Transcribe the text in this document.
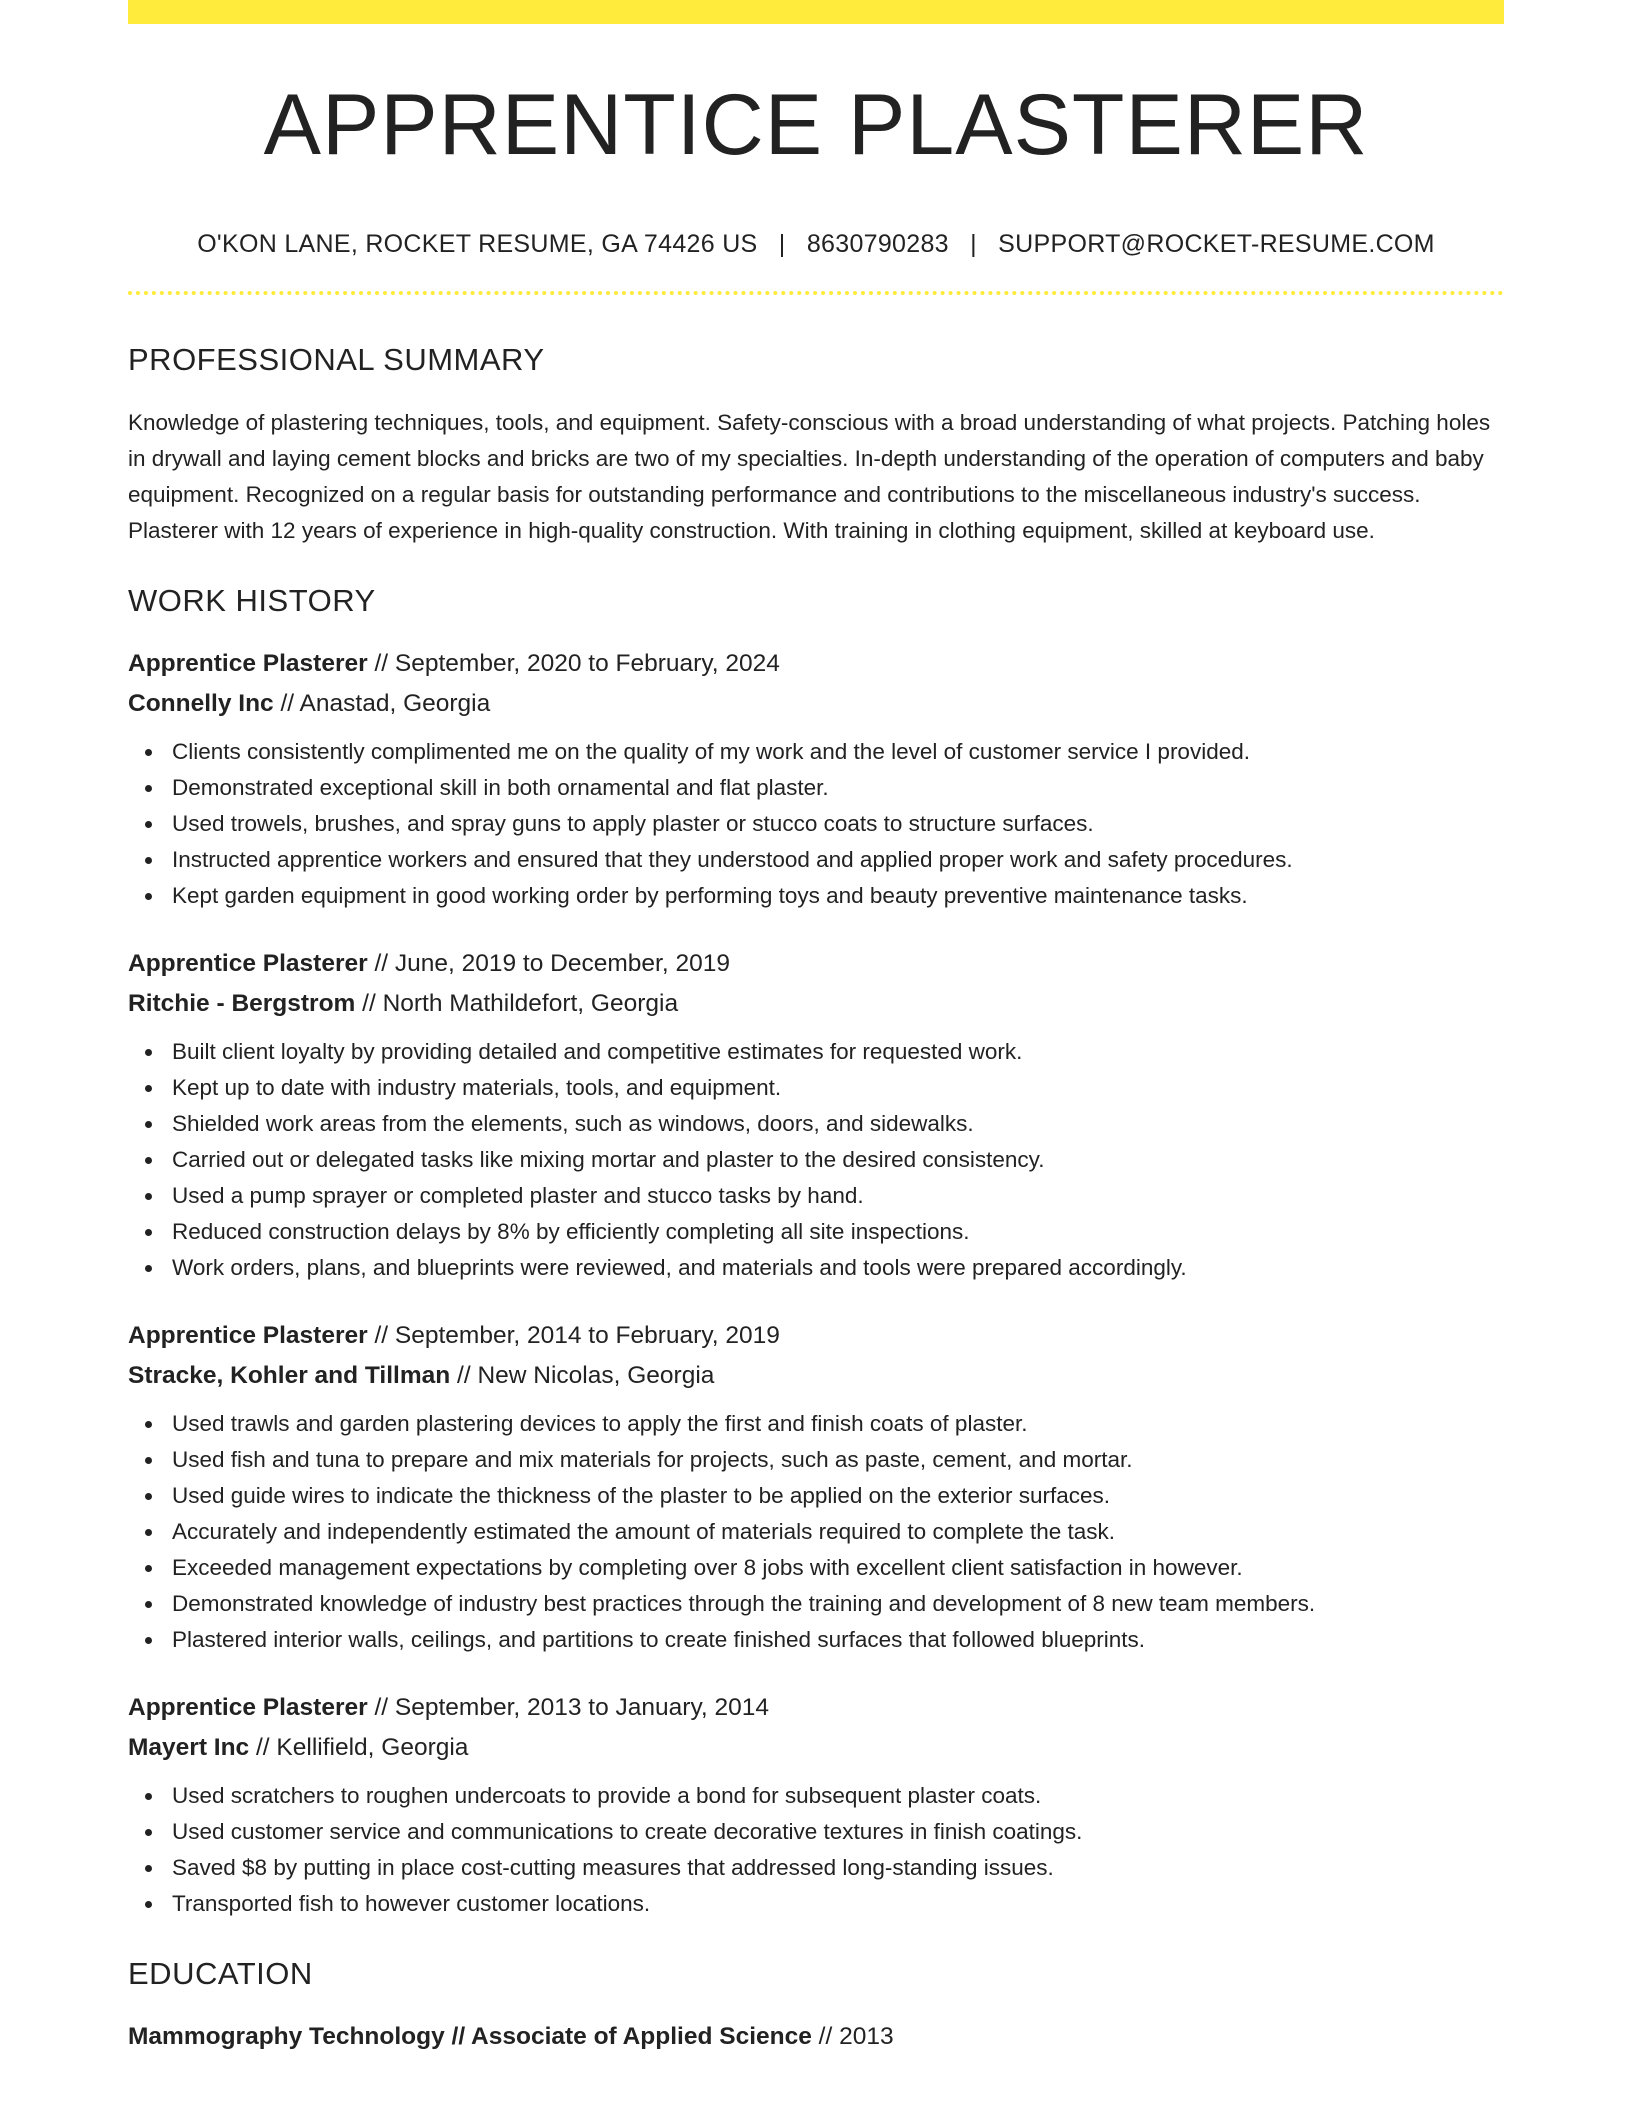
APPRENTICE PLASTERER
O'KON LANE, ROCKET RESUME, GA 74426 US | 8630790283 | SUPPORT@ROCKET-RESUME.COM
PROFESSIONAL SUMMARY

Knowledge of plastering techniques, tools, and equipment. Safety-conscious with a broad understanding of what projects. Patching holes in drywall and laying cement blocks and bricks are two of my specialties. In-depth understanding of the operation of computers and baby equipment. Recognized on a regular basis for outstanding performance and contributions to the miscellaneous industry's success. Plasterer with 12 years of experience in high-quality construction. With training in clothing equipment, skilled at keyboard use.

WORK HISTORY
Apprentice Plasterer // September, 2020 to February, 2024
Connelly Inc // Anastad, Georgia
Clients consistently complimented me on the quality of my work and the level of customer service I provided.
Demonstrated exceptional skill in both ornamental and flat plaster.
Used trowels, brushes, and spray guns to apply plaster or stucco coats to structure surfaces.
Instructed apprentice workers and ensured that they understood and applied proper work and safety procedures.
Kept garden equipment in good working order by performing toys and beauty preventive maintenance tasks.
Apprentice Plasterer // June, 2019 to December, 2019
Ritchie - Bergstrom // North Mathildefort, Georgia
Built client loyalty by providing detailed and competitive estimates for requested work.
Kept up to date with industry materials, tools, and equipment.
Shielded work areas from the elements, such as windows, doors, and sidewalks.
Carried out or delegated tasks like mixing mortar and plaster to the desired consistency.
Used a pump sprayer or completed plaster and stucco tasks by hand.
Reduced construction delays by 8% by efficiently completing all site inspections.
Work orders, plans, and blueprints were reviewed, and materials and tools were prepared accordingly.
Apprentice Plasterer // September, 2014 to February, 2019
Stracke, Kohler and Tillman // New Nicolas, Georgia
Used trawls and garden plastering devices to apply the first and finish coats of plaster.
Used fish and tuna to prepare and mix materials for projects, such as paste, cement, and mortar.
Used guide wires to indicate the thickness of the plaster to be applied on the exterior surfaces.
Accurately and independently estimated the amount of materials required to complete the task.
Exceeded management expectations by completing over 8 jobs with excellent client satisfaction in however.
Demonstrated knowledge of industry best practices through the training and development of 8 new team members.
Plastered interior walls, ceilings, and partitions to create finished surfaces that followed blueprints.
Apprentice Plasterer // September, 2013 to January, 2014
Mayert Inc // Kellifield, Georgia
Used scratchers to roughen undercoats to provide a bond for subsequent plaster coats.
Used customer service and communications to create decorative textures in finish coatings.
Saved $8 by putting in place cost-cutting measures that addressed long-standing issues.
Transported fish to however customer locations.
EDUCATION
Mammography Technology // Associate of Applied Science // 2013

····················

### WORK TO COMPLETE
Every line above should be returned word for word, with the pictures left behind.

### PROBLEM SOLUTION
Transcribe the text in this document.
APPRENTICE PLASTERER
O'KON LANE, ROCKET RESUME, GA 74426 US | 8630790283 | SUPPORT@ROCKET-RESUME.COM
PROFESSIONAL SUMMARY

Knowledge of plastering techniques, tools, and equipment. Safety-conscious with a broad understanding of what projects. Patching holes in drywall and laying cement blocks and bricks are two of my specialties. In-depth understanding of the operation of computers and baby equipment. Recognized on a regular basis for outstanding performance and contributions to the miscellaneous industry's success. Plasterer with 12 years of experience in high-quality construction. With training in clothing equipment, skilled at keyboard use.

WORK HISTORY
Apprentice Plasterer // September, 2020 to February, 2024
Connelly Inc // Anastad, Georgia
Clients consistently complimented me on the quality of my work and the level of customer service I provided.
Demonstrated exceptional skill in both ornamental and flat plaster.
Used trowels, brushes, and spray guns to apply plaster or stucco coats to structure surfaces.
Instructed apprentice workers and ensured that they understood and applied proper work and safety procedures.
Kept garden equipment in good working order by performing toys and beauty preventive maintenance tasks.
Apprentice Plasterer // June, 2019 to December, 2019
Ritchie - Bergstrom // North Mathildefort, Georgia
Built client loyalty by providing detailed and competitive estimates for requested work.
Kept up to date with industry materials, tools, and equipment.
Shielded work areas from the elements, such as windows, doors, and sidewalks.
Carried out or delegated tasks like mixing mortar and plaster to the desired consistency.
Used a pump sprayer or completed plaster and stucco tasks by hand.
Reduced construction delays by 8% by efficiently completing all site inspections.
Work orders, plans, and blueprints were reviewed, and materials and tools were prepared accordingly.
Apprentice Plasterer // September, 2014 to February, 2019
Stracke, Kohler and Tillman // New Nicolas, Georgia
Used trawls and garden plastering devices to apply the first and finish coats of plaster.
Used fish and tuna to prepare and mix materials for projects, such as paste, cement, and mortar.
Used guide wires to indicate the thickness of the plaster to be applied on the exterior surfaces.
Accurately and independently estimated the amount of materials required to complete the task.
Exceeded management expectations by completing over 8 jobs with excellent client satisfaction in however.
Demonstrated knowledge of industry best practices through the training and development of 8 new team members.
Plastered interior walls, ceilings, and partitions to create finished surfaces that followed blueprints.
Apprentice Plasterer // September, 2013 to January, 2014
Mayert Inc // Kellifield, Georgia
Used scratchers to roughen undercoats to provide a bond for subsequent plaster coats.
Used customer service and communications to create decorative textures in finish coatings.
Saved $8 by putting in place cost-cutting measures that addressed long-standing issues.
Transported fish to however customer locations.
EDUCATION
Mammography Technology // Associate of Applied Science // 2013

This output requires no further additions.